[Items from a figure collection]

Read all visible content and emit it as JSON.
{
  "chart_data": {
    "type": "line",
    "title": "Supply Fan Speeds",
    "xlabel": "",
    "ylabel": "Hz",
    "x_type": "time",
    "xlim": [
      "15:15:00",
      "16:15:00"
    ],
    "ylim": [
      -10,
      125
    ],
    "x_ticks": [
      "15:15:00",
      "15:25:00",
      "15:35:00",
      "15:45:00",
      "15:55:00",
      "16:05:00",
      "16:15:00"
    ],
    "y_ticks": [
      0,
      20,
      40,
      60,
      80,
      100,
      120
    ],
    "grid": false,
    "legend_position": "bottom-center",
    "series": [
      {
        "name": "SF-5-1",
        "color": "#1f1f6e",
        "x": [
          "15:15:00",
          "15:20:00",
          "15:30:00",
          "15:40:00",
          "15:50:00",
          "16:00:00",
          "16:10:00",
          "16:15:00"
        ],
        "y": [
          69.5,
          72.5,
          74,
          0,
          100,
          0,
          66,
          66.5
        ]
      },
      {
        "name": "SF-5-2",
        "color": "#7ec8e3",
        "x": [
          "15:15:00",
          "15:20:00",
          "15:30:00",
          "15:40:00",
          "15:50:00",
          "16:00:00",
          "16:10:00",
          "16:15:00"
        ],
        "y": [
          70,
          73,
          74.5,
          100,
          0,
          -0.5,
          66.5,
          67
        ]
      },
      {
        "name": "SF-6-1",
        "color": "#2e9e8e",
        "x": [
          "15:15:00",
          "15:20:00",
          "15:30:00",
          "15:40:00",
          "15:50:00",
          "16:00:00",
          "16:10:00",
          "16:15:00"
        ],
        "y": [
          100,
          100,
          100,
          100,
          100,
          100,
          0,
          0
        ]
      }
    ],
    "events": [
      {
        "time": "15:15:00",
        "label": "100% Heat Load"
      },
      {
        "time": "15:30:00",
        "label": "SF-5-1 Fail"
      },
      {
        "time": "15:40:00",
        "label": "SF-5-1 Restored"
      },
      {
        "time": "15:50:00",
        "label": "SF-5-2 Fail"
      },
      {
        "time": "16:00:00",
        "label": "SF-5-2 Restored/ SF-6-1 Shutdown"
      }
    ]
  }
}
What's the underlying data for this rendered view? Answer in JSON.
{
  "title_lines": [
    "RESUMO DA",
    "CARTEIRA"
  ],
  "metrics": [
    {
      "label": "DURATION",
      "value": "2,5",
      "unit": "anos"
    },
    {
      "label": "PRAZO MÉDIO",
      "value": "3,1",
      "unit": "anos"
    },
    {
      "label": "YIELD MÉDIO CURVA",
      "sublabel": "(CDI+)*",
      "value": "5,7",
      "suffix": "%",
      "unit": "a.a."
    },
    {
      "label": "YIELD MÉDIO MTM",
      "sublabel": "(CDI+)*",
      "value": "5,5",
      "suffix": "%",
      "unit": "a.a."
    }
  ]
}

**Exercise task**
Write out the whole listing exactly.

**Result for this task**
Read all visible content and emit it as JSON.
{
  "chart_data": {
    "type": "line",
    "title": "Supply Fan Speeds",
    "xlabel": "",
    "ylabel": "Hz",
    "x_type": "time",
    "xlim": [
      "15:15:00",
      "16:15:00"
    ],
    "ylim": [
      -10,
      125
    ],
    "x_ticks": [
      "15:15:00",
      "15:25:00",
      "15:35:00",
      "15:45:00",
      "15:55:00",
      "16:05:00",
      "16:15:00"
    ],
    "y_ticks": [
      0,
      20,
      40,
      60,
      80,
      100,
      120
    ],
    "grid": false,
    "legend_position": "bottom-center",
    "series": [
      {
        "name": "SF-5-1",
        "color": "#1f1f6e",
        "x": [
          "15:15:00",
          "15:20:00",
          "15:30:00",
          "15:40:00",
          "15:50:00",
          "16:00:00",
          "16:10:00",
          "16:15:00"
        ],
        "y": [
          69.5,
          72.5,
          74,
          0,
          100,
          0,
          66,
          66.5
        ]
      },
      {
        "name": "SF-5-2",
        "color": "#7ec8e3",
        "x": [
          "15:15:00",
          "15:20:00",
          "15:30:00",
          "15:40:00",
          "15:50:00",
          "16:00:00",
          "16:10:00",
          "16:15:00"
        ],
        "y": [
          70,
          73,
          74.5,
          100,
          0,
          -0.5,
          66.5,
          67
        ]
      },
      {
        "name": "SF-6-1",
        "color": "#2e9e8e",
        "x": [
          "15:15:00",
          "15:20:00",
          "15:30:00",
          "15:40:00",
          "15:50:00",
          "16:00:00",
          "16:10:00",
          "16:15:00"
        ],
        "y": [
          100,
          100,
          100,
          100,
          100,
          100,
          0,
          0
        ]
      }
    ],
    "events": [
      {
        "time": "15:15:00",
        "label": "100% Heat Load"
      },
      {
        "time": "15:30:00",
        "label": "SF-5-1 Fail"
      },
      {
        "time": "15:40:00",
        "label": "SF-5-1 Restored"
      },
      {
        "time": "15:50:00",
        "label": "SF-5-2 Fail"
      },
      {
        "time": "16:00:00",
        "label": "SF-5-2 Restored/ SF-6-1 Shutdown"
      }
    ]
  }
}
What's the underlying data for this rendered view? Answer in JSON.
{
  "title_lines": [
    "RESUMO DA",
    "CARTEIRA"
  ],
  "metrics": [
    {
      "label": "DURATION",
      "value": "2,5",
      "unit": "anos"
    },
    {
      "label": "PRAZO MÉDIO",
      "value": "3,1",
      "unit": "anos"
    },
    {
      "label": "YIELD MÉDIO CURVA",
      "sublabel": "(CDI+)*",
      "value": "5,7",
      "suffix": "%",
      "unit": "a.a."
    },
    {
      "label": "YIELD MÉDIO MTM",
      "sublabel": "(CDI+)*",
      "value": "5,5",
      "suffix": "%",
      "unit": "a.a."
    }
  ]
}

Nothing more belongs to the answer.